WHAT IS ASKED -
Copy out every line of the entries below verbatim, excluding the pictures.

RECORDS SUPPLIED -

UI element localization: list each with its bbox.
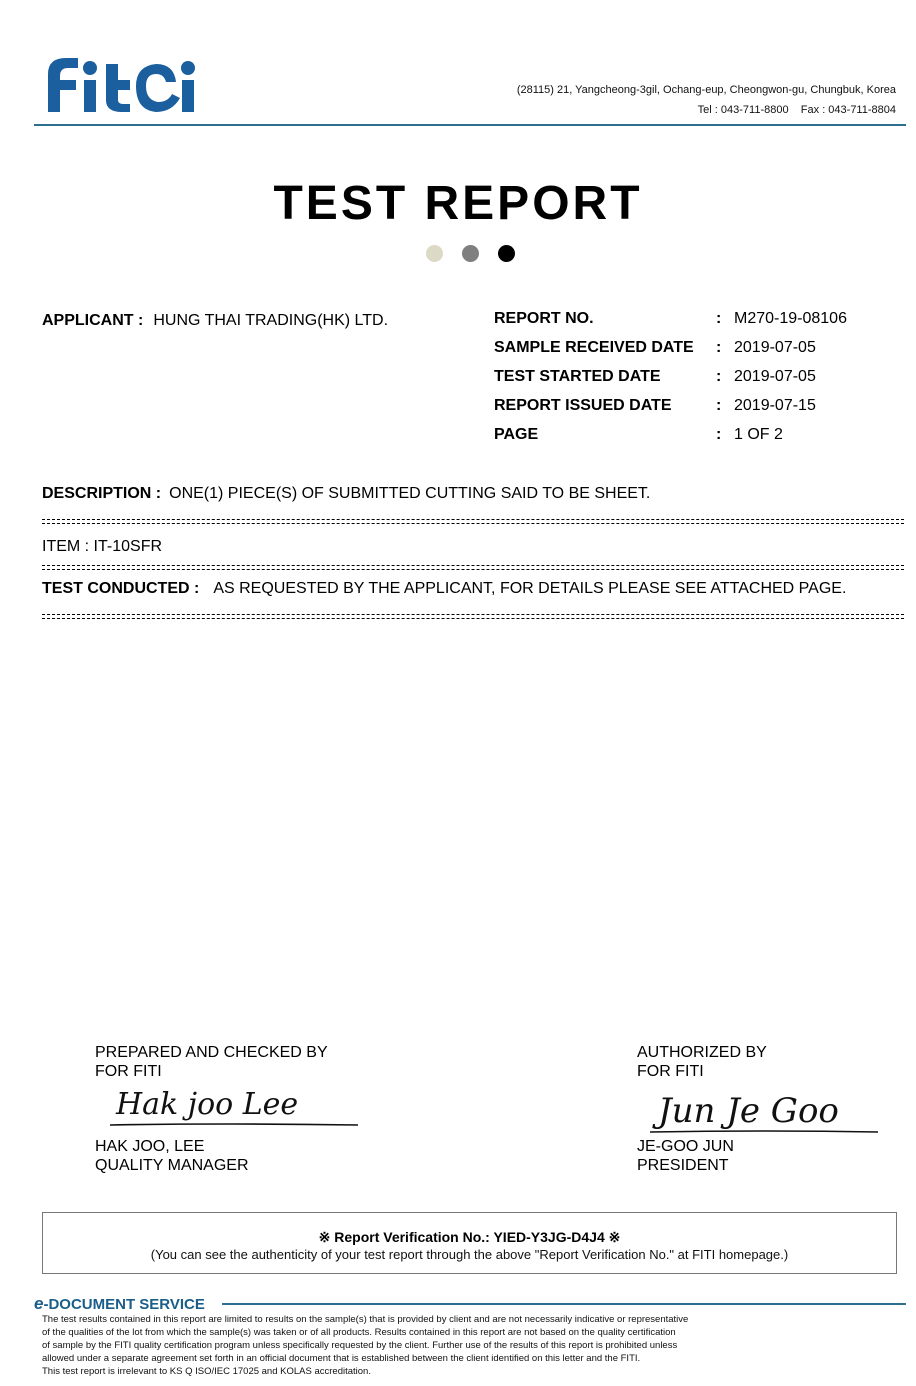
verification-note: (You can see the authenticity of your test report through the above "Report Verification No." at FITI homepage.) [150,1247,789,1262]
disclaimer-line: allowed under a separate agreement set forth in an official document that is established between the client identified on this letter and the FITI. [42,1353,641,1364]
prepared-signer [95,1137,249,1175]
meta-colon: : [716,339,722,356]
test-conducted-value: AS REQUESTED BY THE APPLICANT, FOR DETAILS PLEASE SEE ATTACHED PAGE. [213,580,847,597]
item-line: ITEM : IT-10SFR [42,538,163,555]
edoc-text: -DOCUMENT SERVICE [43,1296,205,1313]
test-conducted-label: TEST CONDUCTED : [42,580,200,597]
prepared-by-label: PREPARED AND CHECKED BY [95,1044,328,1061]
description-value: ONE(1) PIECE(S) OF SUBMITTED CUTTING SAID TO BE SHEET. [169,485,651,502]
prepared-signature-text: Hak joo Lee [116,1087,299,1122]
meta-colon: : [716,397,722,414]
meta-colon: : [716,426,722,443]
meta-label: REPORT ISSUED DATE [494,397,672,414]
verification-box [42,1212,897,1274]
applicant-label: APPLICANT : [42,312,144,329]
description [42,485,650,503]
double-dash-divider [42,563,904,573]
disclaimer-line: of sample by the FITI quality certification program unless specifically requested by the client. Further use of the results of this report is prohibited unless [42,1340,678,1351]
prepared-for-label: FOR FITI [95,1063,162,1080]
report-meta-table [494,310,847,455]
dot-gray [462,245,479,262]
meta-value: 2019-07-05 [734,368,816,385]
title-dots [426,245,526,263]
prepared-name: HAK JOO, LEE [95,1138,205,1155]
disclaimer [42,1313,762,1378]
company-phone-fax: Tel : 043-711-8800 Fax : 043-711-8804 [697,104,896,116]
double-dash-divider [42,612,904,622]
meta-label: SAMPLE RECEIVED DATE [494,339,694,356]
meta-label: REPORT NO. [494,310,594,327]
authorized-role: PRESIDENT [637,1157,729,1174]
disclaimer-line: of the qualities of the lot from which the sample(s) was taken or of all products. Results contained in this report are not based on the quality certification [42,1327,676,1338]
meta-row [494,426,847,455]
authorized-signer [637,1137,734,1175]
applicant-value: HUNG THAI TRADING(HK) LTD. [153,312,389,329]
authorized-signature-text: Jun Je Goo [658,1091,839,1131]
header-divider [34,124,906,126]
dot-black [498,245,515,262]
edoc-e: e [34,1294,44,1313]
meta-value: 2019-07-15 [734,397,816,414]
authorized-by-heading [637,1043,767,1081]
meta-colon: : [716,368,722,385]
authorized-name: JE-GOO JUN [637,1138,734,1155]
meta-row [494,310,847,339]
meta-row [494,339,847,368]
authorized-signature [650,1078,880,1136]
disclaimer-line: The test results contained in this report are limited to results on the sample(s) that is provided by client and are not necessarily indicative or representative [42,1314,689,1325]
meta-value: M270-19-08106 [734,310,847,327]
double-dash-divider [42,517,904,527]
meta-label: PAGE [494,426,539,443]
company-address: (28115) 21, Yangcheong-3gil, Ochang-eup, Cheongwon-gu, Chungbuk, Korea [516,84,896,96]
meta-colon: : [716,310,722,327]
prepared-by-heading [95,1043,328,1081]
footer-divider [222,1303,906,1305]
test-conducted [42,580,846,598]
edocument-service-heading [34,1294,205,1314]
disclaimer-line: This test report is irrelevant to KS Q ISO/IEC 17025 and KOLAS accreditation. [42,1366,371,1377]
meta-label: TEST STARTED DATE [494,368,661,385]
authorized-for-label: FOR FITI [637,1063,704,1080]
prepared-role: QUALITY MANAGER [95,1157,249,1174]
meta-value: 1 OF 2 [734,426,783,443]
company-address-block [517,80,896,120]
report-title: TEST REPORT [273,177,643,230]
description-label: DESCRIPTION : [42,485,162,502]
dot-light [426,245,443,262]
verification-number: ※ Report Verification No.: YIED-Y3JG-D4J4 ※ [318,1229,621,1245]
meta-row [494,368,847,397]
meta-row [494,397,847,426]
applicant [42,312,388,330]
prepared-signature [110,1080,360,1130]
meta-value: 2019-07-05 [734,339,816,356]
authorized-by-label: AUTHORIZED BY [637,1044,767,1061]
fiti-logo [42,50,202,120]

THE RESPONSE -
UI element localization: list each with its bbox.
verification-note: (You can see the authenticity of your test report through the above "Report Verification No." at FITI homepage.) [150,1247,789,1262]
disclaimer-line: allowed under a separate agreement set forth in an official document that is established between the client identified on this letter and the FITI. [42,1353,641,1364]
prepared-signer [95,1137,249,1175]
meta-colon: : [716,339,722,356]
test-conducted-value: AS REQUESTED BY THE APPLICANT, FOR DETAILS PLEASE SEE ATTACHED PAGE. [213,580,847,597]
item-line: ITEM : IT-10SFR [42,538,163,555]
edoc-text: -DOCUMENT SERVICE [43,1296,205,1313]
test-conducted-label: TEST CONDUCTED : [42,580,200,597]
prepared-by-label: PREPARED AND CHECKED BY [95,1044,328,1061]
description-value: ONE(1) PIECE(S) OF SUBMITTED CUTTING SAID TO BE SHEET. [169,485,651,502]
prepared-signature-text: Hak joo Lee [116,1087,299,1122]
meta-colon: : [716,397,722,414]
meta-colon: : [716,426,722,443]
meta-label: REPORT ISSUED DATE [494,397,672,414]
verification-box [42,1212,897,1274]
applicant-label: APPLICANT : [42,312,144,329]
description [42,485,650,503]
double-dash-divider [42,563,904,573]
disclaimer-line: of sample by the FITI quality certification program unless specifically requested by the client. Further use of the results of this report is prohibited unless [42,1340,678,1351]
prepared-for-label: FOR FITI [95,1063,162,1080]
report-meta-table [494,310,847,455]
dot-gray [462,245,479,262]
meta-value: 2019-07-05 [734,368,816,385]
title-dots [426,245,526,263]
prepared-name: HAK JOO, LEE [95,1138,205,1155]
disclaimer [42,1313,762,1378]
company-phone-fax: Tel : 043-711-8800 Fax : 043-711-8804 [697,104,896,116]
double-dash-divider [42,612,904,622]
meta-label: SAMPLE RECEIVED DATE [494,339,694,356]
meta-label: REPORT NO. [494,310,594,327]
authorized-role: PRESIDENT [637,1157,729,1174]
disclaimer-line: of the qualities of the lot from which the sample(s) was taken or of all products. Results contained in this report are not based on the quality certification [42,1327,676,1338]
meta-row [494,426,847,455]
authorized-signer [637,1137,734,1175]
applicant-value: HUNG THAI TRADING(HK) LTD. [153,312,389,329]
authorized-signature-text: Jun Je Goo [658,1091,839,1131]
header-divider [34,124,906,126]
dot-black [498,245,515,262]
edoc-e: e [34,1294,44,1313]
meta-value: 2019-07-15 [734,397,816,414]
authorized-by-heading [637,1043,767,1081]
meta-colon: : [716,368,722,385]
authorized-name: JE-GOO JUN [637,1138,734,1155]
meta-row [494,310,847,339]
meta-row [494,339,847,368]
authorized-signature [650,1078,880,1136]
disclaimer-line: The test results contained in this report are limited to results on the sample(s) that is provided by client and are not necessarily indicative or representative [42,1314,689,1325]
meta-value: M270-19-08106 [734,310,847,327]
double-dash-divider [42,517,904,527]
meta-label: PAGE [494,426,539,443]
company-address: (28115) 21, Yangcheong-3gil, Ochang-eup, Cheongwon-gu, Chungbuk, Korea [516,84,896,96]
meta-colon: : [716,310,722,327]
prepared-by-heading [95,1043,328,1081]
footer-divider [222,1303,906,1305]
test-conducted [42,580,846,598]
edocument-service-heading [34,1294,205,1314]
disclaimer-line: This test report is irrelevant to KS Q ISO/IEC 17025 and KOLAS accreditation. [42,1366,371,1377]
meta-label: TEST STARTED DATE [494,368,661,385]
authorized-for-label: FOR FITI [637,1063,704,1080]
prepared-role: QUALITY MANAGER [95,1157,249,1174]
meta-value: 1 OF 2 [734,426,783,443]
company-address-block [517,80,896,120]
report-title: TEST REPORT [273,177,643,230]
description-label: DESCRIPTION : [42,485,162,502]
dot-light [426,245,443,262]
verification-number: ※ Report Verification No.: YIED-Y3JG-D4J4 ※ [318,1229,621,1245]
meta-row [494,368,847,397]
meta-row [494,397,847,426]
applicant [42,312,388,330]
prepared-signature [110,1080,360,1130]
meta-value: 2019-07-05 [734,339,816,356]
authorized-by-label: AUTHORIZED BY [637,1044,767,1061]
fiti-logo [42,50,202,120]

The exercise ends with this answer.